**What this task involves:**
Transcribe the listing exactly, leaving out every picture.

**Exercise inputs:**

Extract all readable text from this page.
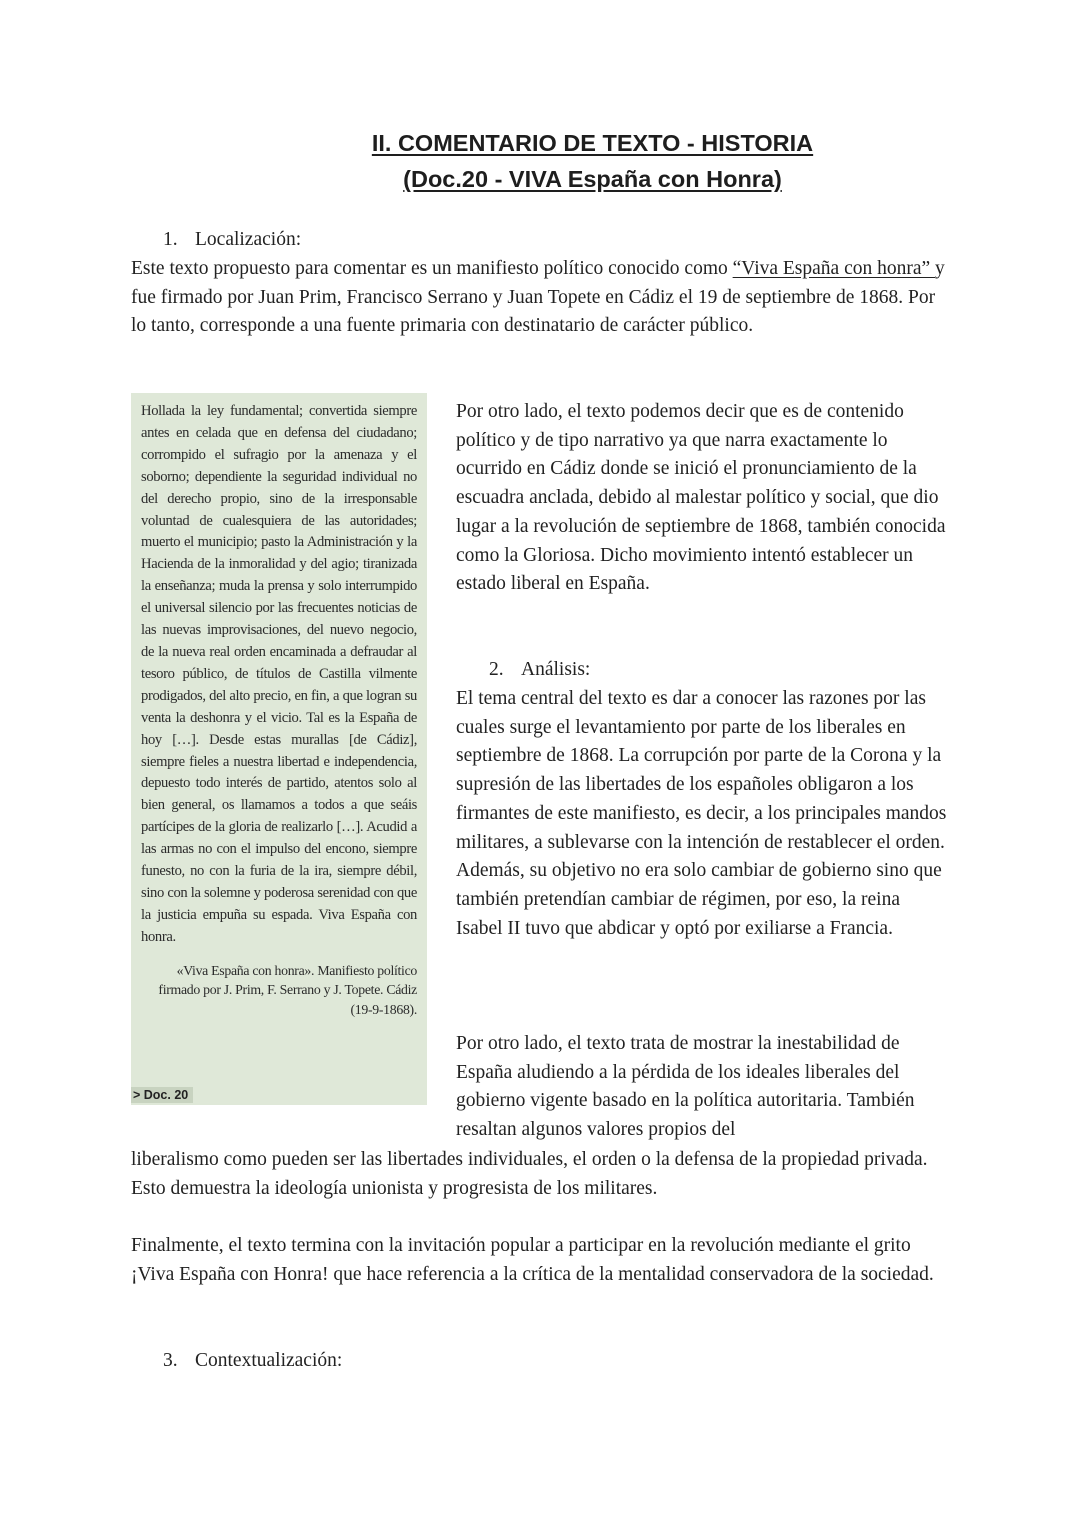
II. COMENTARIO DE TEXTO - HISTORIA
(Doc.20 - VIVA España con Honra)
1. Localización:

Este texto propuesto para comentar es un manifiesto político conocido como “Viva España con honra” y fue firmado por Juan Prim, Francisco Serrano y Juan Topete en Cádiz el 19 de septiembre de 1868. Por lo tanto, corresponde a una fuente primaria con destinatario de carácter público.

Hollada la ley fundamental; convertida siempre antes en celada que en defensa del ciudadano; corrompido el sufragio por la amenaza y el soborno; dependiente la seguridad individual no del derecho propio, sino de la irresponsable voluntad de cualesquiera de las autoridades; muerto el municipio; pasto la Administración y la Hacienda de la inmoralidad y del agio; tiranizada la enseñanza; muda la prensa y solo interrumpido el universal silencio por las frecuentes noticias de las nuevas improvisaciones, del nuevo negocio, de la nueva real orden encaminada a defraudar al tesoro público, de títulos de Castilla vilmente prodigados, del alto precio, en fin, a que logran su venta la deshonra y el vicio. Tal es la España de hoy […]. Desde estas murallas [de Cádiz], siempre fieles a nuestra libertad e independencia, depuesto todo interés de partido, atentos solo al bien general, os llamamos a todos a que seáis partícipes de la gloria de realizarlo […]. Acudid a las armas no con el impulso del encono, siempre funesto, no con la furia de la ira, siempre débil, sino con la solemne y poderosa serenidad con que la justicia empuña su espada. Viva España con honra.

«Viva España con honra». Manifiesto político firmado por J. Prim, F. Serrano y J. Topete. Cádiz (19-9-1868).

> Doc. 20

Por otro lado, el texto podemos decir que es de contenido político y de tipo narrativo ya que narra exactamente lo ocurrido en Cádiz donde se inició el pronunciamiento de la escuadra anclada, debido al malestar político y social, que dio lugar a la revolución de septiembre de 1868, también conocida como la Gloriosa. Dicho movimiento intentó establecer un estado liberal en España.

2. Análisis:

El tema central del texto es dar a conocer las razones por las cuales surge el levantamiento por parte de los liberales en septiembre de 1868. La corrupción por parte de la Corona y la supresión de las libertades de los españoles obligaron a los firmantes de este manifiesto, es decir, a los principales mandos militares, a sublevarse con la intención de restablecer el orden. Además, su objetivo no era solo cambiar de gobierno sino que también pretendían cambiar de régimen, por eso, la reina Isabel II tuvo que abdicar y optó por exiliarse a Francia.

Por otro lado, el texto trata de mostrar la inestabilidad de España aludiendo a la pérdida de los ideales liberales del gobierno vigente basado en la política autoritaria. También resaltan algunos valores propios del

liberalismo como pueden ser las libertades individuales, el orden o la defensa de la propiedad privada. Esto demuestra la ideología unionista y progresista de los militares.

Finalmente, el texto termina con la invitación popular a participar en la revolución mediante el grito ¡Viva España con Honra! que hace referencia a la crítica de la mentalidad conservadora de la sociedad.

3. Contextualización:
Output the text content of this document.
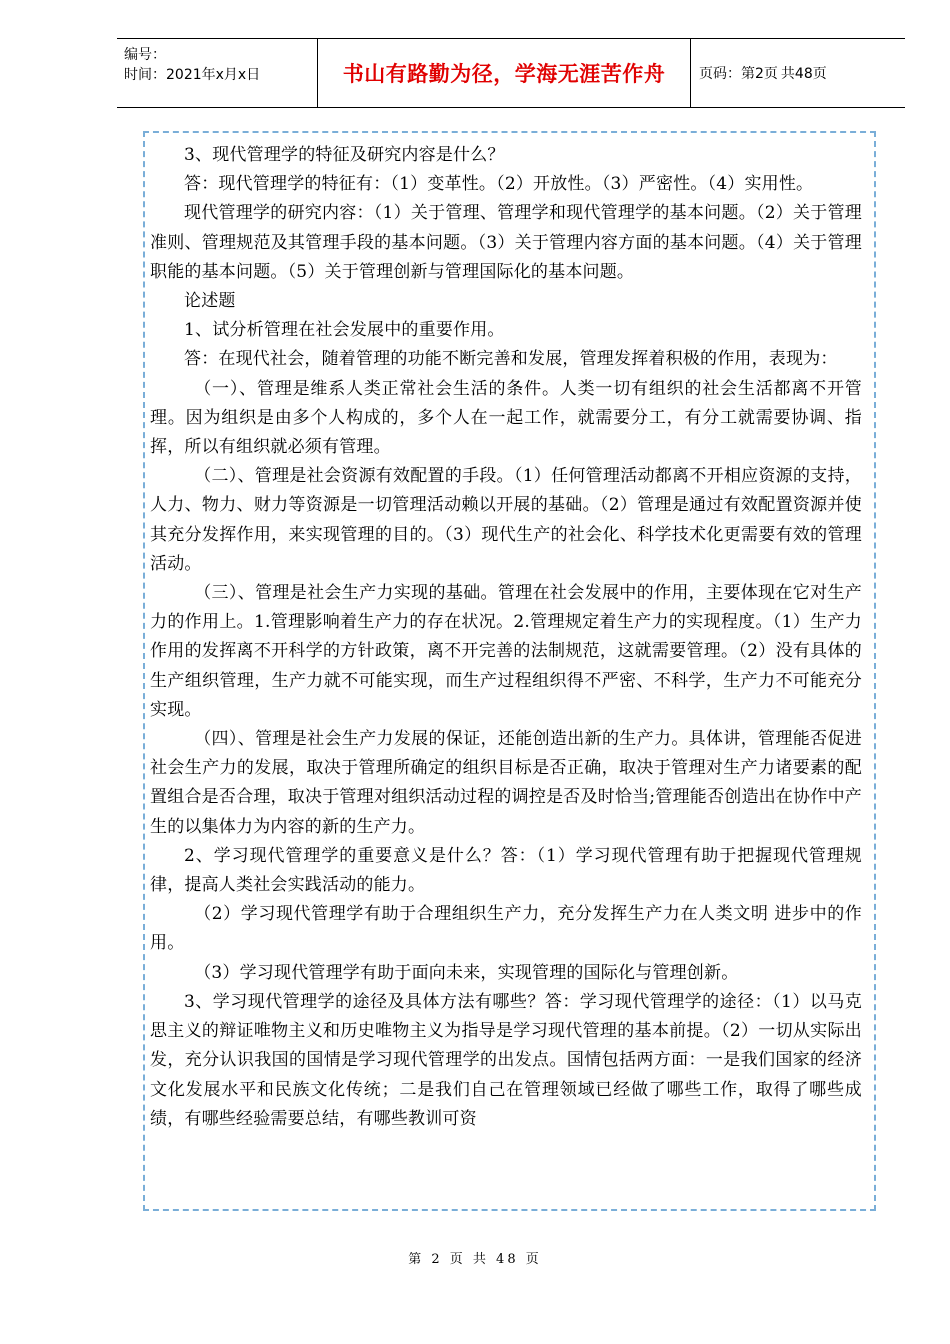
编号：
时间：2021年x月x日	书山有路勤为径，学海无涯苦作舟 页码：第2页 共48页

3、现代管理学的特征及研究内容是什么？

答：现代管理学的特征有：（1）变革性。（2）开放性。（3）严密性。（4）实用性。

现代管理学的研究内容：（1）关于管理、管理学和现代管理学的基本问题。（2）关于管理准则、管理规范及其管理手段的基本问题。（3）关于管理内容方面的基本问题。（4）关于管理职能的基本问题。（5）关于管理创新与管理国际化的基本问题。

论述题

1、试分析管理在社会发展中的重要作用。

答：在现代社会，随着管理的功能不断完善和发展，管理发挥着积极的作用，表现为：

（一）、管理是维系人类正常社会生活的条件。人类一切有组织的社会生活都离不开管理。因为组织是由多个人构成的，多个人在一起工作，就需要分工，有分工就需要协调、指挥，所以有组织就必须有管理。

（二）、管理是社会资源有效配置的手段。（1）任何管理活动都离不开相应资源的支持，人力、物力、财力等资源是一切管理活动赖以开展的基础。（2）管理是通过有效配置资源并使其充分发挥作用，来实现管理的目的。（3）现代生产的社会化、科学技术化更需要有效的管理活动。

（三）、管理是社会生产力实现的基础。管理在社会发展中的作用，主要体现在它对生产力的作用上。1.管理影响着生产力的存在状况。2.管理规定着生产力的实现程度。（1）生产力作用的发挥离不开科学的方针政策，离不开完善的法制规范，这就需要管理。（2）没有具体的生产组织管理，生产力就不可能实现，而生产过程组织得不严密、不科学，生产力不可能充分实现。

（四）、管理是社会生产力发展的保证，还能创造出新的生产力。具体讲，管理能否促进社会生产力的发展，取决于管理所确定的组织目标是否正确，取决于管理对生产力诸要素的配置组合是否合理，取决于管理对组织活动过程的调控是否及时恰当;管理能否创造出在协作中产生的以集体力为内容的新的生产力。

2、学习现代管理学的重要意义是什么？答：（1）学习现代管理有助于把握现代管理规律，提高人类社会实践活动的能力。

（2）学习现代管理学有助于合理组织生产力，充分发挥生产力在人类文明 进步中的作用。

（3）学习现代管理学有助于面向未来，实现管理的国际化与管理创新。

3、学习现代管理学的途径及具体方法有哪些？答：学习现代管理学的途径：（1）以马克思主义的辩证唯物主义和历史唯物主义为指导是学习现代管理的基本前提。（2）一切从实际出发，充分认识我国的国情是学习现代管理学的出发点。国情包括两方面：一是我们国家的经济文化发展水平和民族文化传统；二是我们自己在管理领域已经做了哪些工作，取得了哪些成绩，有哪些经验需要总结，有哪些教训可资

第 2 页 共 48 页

**Full answer:**
Extract all readable text from this page.
II. COMENTARIO DE TEXTO - HISTORIA
(Doc.20 - VIVA España con Honra)
1. Localización:

Este texto propuesto para comentar es un manifiesto político conocido como “Viva España con honra” y fue firmado por Juan Prim, Francisco Serrano y Juan Topete en Cádiz el 19 de septiembre de 1868. Por lo tanto, corresponde a una fuente primaria con destinatario de carácter público.

Hollada la ley fundamental; convertida siempre antes en celada que en defensa del ciudadano; corrompido el sufragio por la amenaza y el soborno; dependiente la seguridad individual no del derecho propio, sino de la irresponsable voluntad de cualesquiera de las autoridades; muerto el municipio; pasto la Administración y la Hacienda de la inmoralidad y del agio; tiranizada la enseñanza; muda la prensa y solo interrumpido el universal silencio por las frecuentes noticias de las nuevas improvisaciones, del nuevo negocio, de la nueva real orden encaminada a defraudar al tesoro público, de títulos de Castilla vilmente prodigados, del alto precio, en fin, a que logran su venta la deshonra y el vicio. Tal es la España de hoy […]. Desde estas murallas [de Cádiz], siempre fieles a nuestra libertad e independencia, depuesto todo interés de partido, atentos solo al bien general, os llamamos a todos a que seáis partícipes de la gloria de realizarlo […]. Acudid a las armas no con el impulso del encono, siempre funesto, no con la furia de la ira, siempre débil, sino con la solemne y poderosa serenidad con que la justicia empuña su espada. Viva España con honra.

«Viva España con honra». Manifiesto político firmado por J. Prim, F. Serrano y J. Topete. Cádiz (19-9-1868).

> Doc. 20

Por otro lado, el texto podemos decir que es de contenido político y de tipo narrativo ya que narra exactamente lo ocurrido en Cádiz donde se inició el pronunciamiento de la escuadra anclada, debido al malestar político y social, que dio lugar a la revolución de septiembre de 1868, también conocida como la Gloriosa. Dicho movimiento intentó establecer un estado liberal en España.

2. Análisis:

El tema central del texto es dar a conocer las razones por las cuales surge el levantamiento por parte de los liberales en septiembre de 1868. La corrupción por parte de la Corona y la supresión de las libertades de los españoles obligaron a los firmantes de este manifiesto, es decir, a los principales mandos militares, a sublevarse con la intención de restablecer el orden. Además, su objetivo no era solo cambiar de gobierno sino que también pretendían cambiar de régimen, por eso, la reina Isabel II tuvo que abdicar y optó por exiliarse a Francia.

Por otro lado, el texto trata de mostrar la inestabilidad de España aludiendo a la pérdida de los ideales liberales del gobierno vigente basado en la política autoritaria. También resaltan algunos valores propios del

liberalismo como pueden ser las libertades individuales, el orden o la defensa de la propiedad privada. Esto demuestra la ideología unionista y progresista de los militares.

Finalmente, el texto termina con la invitación popular a participar en la revolución mediante el grito ¡Viva España con Honra! que hace referencia a la crítica de la mentalidad conservadora de la sociedad.

3. Contextualización:
Output the text content of this document.
编号：
时间：2021年x月x日	书山有路勤为径，学海无涯苦作舟 页码：第2页 共48页

3、现代管理学的特征及研究内容是什么？

答：现代管理学的特征有：（1）变革性。（2）开放性。（3）严密性。（4）实用性。

现代管理学的研究内容：（1）关于管理、管理学和现代管理学的基本问题。（2）关于管理准则、管理规范及其管理手段的基本问题。（3）关于管理内容方面的基本问题。（4）关于管理职能的基本问题。（5）关于管理创新与管理国际化的基本问题。

论述题

1、试分析管理在社会发展中的重要作用。

答：在现代社会，随着管理的功能不断完善和发展，管理发挥着积极的作用，表现为：

（一）、管理是维系人类正常社会生活的条件。人类一切有组织的社会生活都离不开管理。因为组织是由多个人构成的，多个人在一起工作，就需要分工，有分工就需要协调、指挥，所以有组织就必须有管理。

（二）、管理是社会资源有效配置的手段。（1）任何管理活动都离不开相应资源的支持，人力、物力、财力等资源是一切管理活动赖以开展的基础。（2）管理是通过有效配置资源并使其充分发挥作用，来实现管理的目的。（3）现代生产的社会化、科学技术化更需要有效的管理活动。

（三）、管理是社会生产力实现的基础。管理在社会发展中的作用，主要体现在它对生产力的作用上。1.管理影响着生产力的存在状况。2.管理规定着生产力的实现程度。（1）生产力作用的发挥离不开科学的方针政策，离不开完善的法制规范，这就需要管理。（2）没有具体的生产组织管理，生产力就不可能实现，而生产过程组织得不严密、不科学，生产力不可能充分实现。

（四）、管理是社会生产力发展的保证，还能创造出新的生产力。具体讲，管理能否促进社会生产力的发展，取决于管理所确定的组织目标是否正确，取决于管理对生产力诸要素的配置组合是否合理，取决于管理对组织活动过程的调控是否及时恰当;管理能否创造出在协作中产生的以集体力为内容的新的生产力。

2、学习现代管理学的重要意义是什么？答：（1）学习现代管理有助于把握现代管理规律，提高人类社会实践活动的能力。

（2）学习现代管理学有助于合理组织生产力，充分发挥生产力在人类文明 进步中的作用。

（3）学习现代管理学有助于面向未来，实现管理的国际化与管理创新。

3、学习现代管理学的途径及具体方法有哪些？答：学习现代管理学的途径：（1）以马克思主义的辩证唯物主义和历史唯物主义为指导是学习现代管理的基本前提。（2）一切从实际出发，充分认识我国的国情是学习现代管理学的出发点。国情包括两方面：一是我们国家的经济文化发展水平和民族文化传统；二是我们自己在管理领域已经做了哪些工作，取得了哪些成绩，有哪些经验需要总结，有哪些教训可资

第 2 页 共 48 页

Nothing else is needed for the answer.